(YOUR TASK):
Your task is to reproduce the entries below word for word.

(DATA SUPPLIED):
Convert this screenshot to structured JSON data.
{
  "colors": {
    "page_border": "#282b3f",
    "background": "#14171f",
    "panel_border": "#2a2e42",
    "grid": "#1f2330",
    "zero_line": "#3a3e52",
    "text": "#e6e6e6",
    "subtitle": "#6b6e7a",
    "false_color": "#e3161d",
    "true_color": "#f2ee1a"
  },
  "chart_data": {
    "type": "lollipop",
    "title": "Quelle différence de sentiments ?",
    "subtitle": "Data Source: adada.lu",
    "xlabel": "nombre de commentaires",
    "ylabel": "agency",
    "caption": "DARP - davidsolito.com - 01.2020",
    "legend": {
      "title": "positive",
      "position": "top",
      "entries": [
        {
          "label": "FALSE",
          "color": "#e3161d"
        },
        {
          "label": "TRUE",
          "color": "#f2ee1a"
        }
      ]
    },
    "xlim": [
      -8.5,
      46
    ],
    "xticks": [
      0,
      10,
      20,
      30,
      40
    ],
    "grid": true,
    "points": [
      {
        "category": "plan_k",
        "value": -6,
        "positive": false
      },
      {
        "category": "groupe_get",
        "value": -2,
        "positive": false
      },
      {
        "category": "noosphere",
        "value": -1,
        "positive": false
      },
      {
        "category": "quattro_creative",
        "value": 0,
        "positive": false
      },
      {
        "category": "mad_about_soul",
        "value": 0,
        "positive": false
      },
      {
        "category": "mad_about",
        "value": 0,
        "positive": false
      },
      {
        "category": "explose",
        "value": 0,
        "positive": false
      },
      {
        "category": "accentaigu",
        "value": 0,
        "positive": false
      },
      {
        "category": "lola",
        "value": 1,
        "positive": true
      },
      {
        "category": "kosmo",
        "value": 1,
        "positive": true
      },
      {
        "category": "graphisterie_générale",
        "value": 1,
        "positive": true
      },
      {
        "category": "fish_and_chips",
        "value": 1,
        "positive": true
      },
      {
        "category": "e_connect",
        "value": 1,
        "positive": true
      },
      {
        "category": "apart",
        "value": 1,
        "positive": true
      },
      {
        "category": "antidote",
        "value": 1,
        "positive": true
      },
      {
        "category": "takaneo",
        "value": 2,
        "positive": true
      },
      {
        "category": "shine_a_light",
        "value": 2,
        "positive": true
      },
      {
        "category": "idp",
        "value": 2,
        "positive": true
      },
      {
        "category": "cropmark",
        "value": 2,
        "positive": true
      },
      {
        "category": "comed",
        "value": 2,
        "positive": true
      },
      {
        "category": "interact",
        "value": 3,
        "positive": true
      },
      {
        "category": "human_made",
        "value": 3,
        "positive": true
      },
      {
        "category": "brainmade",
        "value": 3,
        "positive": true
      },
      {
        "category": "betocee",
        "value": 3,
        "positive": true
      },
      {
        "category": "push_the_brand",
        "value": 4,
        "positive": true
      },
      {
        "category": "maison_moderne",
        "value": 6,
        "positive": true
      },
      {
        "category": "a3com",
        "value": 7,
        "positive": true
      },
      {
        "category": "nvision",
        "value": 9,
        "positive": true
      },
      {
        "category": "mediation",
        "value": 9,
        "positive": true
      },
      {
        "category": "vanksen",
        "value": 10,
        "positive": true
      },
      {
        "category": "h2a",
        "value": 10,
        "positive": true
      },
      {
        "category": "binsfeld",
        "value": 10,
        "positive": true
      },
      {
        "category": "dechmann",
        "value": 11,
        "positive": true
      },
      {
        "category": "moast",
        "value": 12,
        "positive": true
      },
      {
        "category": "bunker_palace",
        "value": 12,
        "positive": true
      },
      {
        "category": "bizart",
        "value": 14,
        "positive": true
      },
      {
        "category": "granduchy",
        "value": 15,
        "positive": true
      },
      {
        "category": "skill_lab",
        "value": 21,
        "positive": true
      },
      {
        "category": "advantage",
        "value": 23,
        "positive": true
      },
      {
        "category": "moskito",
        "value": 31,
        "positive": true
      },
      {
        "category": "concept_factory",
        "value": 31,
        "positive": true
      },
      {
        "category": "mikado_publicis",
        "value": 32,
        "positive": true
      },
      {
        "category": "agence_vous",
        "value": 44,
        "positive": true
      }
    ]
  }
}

(REPLY TO THE EXERCISE):
Convert this screenshot to structured JSON data.
{
  "colors": {
    "page_border": "#282b3f",
    "background": "#14171f",
    "panel_border": "#2a2e42",
    "grid": "#1f2330",
    "zero_line": "#3a3e52",
    "text": "#e6e6e6",
    "subtitle": "#6b6e7a",
    "false_color": "#e3161d",
    "true_color": "#f2ee1a"
  },
  "chart_data": {
    "type": "lollipop",
    "title": "Quelle différence de sentiments ?",
    "subtitle": "Data Source: adada.lu",
    "xlabel": "nombre de commentaires",
    "ylabel": "agency",
    "caption": "DARP - davidsolito.com - 01.2020",
    "legend": {
      "title": "positive",
      "position": "top",
      "entries": [
        {
          "label": "FALSE",
          "color": "#e3161d"
        },
        {
          "label": "TRUE",
          "color": "#f2ee1a"
        }
      ]
    },
    "xlim": [
      -8.5,
      46
    ],
    "xticks": [
      0,
      10,
      20,
      30,
      40
    ],
    "grid": true,
    "points": [
      {
        "category": "plan_k",
        "value": -6,
        "positive": false
      },
      {
        "category": "groupe_get",
        "value": -2,
        "positive": false
      },
      {
        "category": "noosphere",
        "value": -1,
        "positive": false
      },
      {
        "category": "quattro_creative",
        "value": 0,
        "positive": false
      },
      {
        "category": "mad_about_soul",
        "value": 0,
        "positive": false
      },
      {
        "category": "mad_about",
        "value": 0,
        "positive": false
      },
      {
        "category": "explose",
        "value": 0,
        "positive": false
      },
      {
        "category": "accentaigu",
        "value": 0,
        "positive": false
      },
      {
        "category": "lola",
        "value": 1,
        "positive": true
      },
      {
        "category": "kosmo",
        "value": 1,
        "positive": true
      },
      {
        "category": "graphisterie_générale",
        "value": 1,
        "positive": true
      },
      {
        "category": "fish_and_chips",
        "value": 1,
        "positive": true
      },
      {
        "category": "e_connect",
        "value": 1,
        "positive": true
      },
      {
        "category": "apart",
        "value": 1,
        "positive": true
      },
      {
        "category": "antidote",
        "value": 1,
        "positive": true
      },
      {
        "category": "takaneo",
        "value": 2,
        "positive": true
      },
      {
        "category": "shine_a_light",
        "value": 2,
        "positive": true
      },
      {
        "category": "idp",
        "value": 2,
        "positive": true
      },
      {
        "category": "cropmark",
        "value": 2,
        "positive": true
      },
      {
        "category": "comed",
        "value": 2,
        "positive": true
      },
      {
        "category": "interact",
        "value": 3,
        "positive": true
      },
      {
        "category": "human_made",
        "value": 3,
        "positive": true
      },
      {
        "category": "brainmade",
        "value": 3,
        "positive": true
      },
      {
        "category": "betocee",
        "value": 3,
        "positive": true
      },
      {
        "category": "push_the_brand",
        "value": 4,
        "positive": true
      },
      {
        "category": "maison_moderne",
        "value": 6,
        "positive": true
      },
      {
        "category": "a3com",
        "value": 7,
        "positive": true
      },
      {
        "category": "nvision",
        "value": 9,
        "positive": true
      },
      {
        "category": "mediation",
        "value": 9,
        "positive": true
      },
      {
        "category": "vanksen",
        "value": 10,
        "positive": true
      },
      {
        "category": "h2a",
        "value": 10,
        "positive": true
      },
      {
        "category": "binsfeld",
        "value": 10,
        "positive": true
      },
      {
        "category": "dechmann",
        "value": 11,
        "positive": true
      },
      {
        "category": "moast",
        "value": 12,
        "positive": true
      },
      {
        "category": "bunker_palace",
        "value": 12,
        "positive": true
      },
      {
        "category": "bizart",
        "value": 14,
        "positive": true
      },
      {
        "category": "granduchy",
        "value": 15,
        "positive": true
      },
      {
        "category": "skill_lab",
        "value": 21,
        "positive": true
      },
      {
        "category": "advantage",
        "value": 23,
        "positive": true
      },
      {
        "category": "moskito",
        "value": 31,
        "positive": true
      },
      {
        "category": "concept_factory",
        "value": 31,
        "positive": true
      },
      {
        "category": "mikado_publicis",
        "value": 32,
        "positive": true
      },
      {
        "category": "agence_vous",
        "value": 44,
        "positive": true
      }
    ]
  }
}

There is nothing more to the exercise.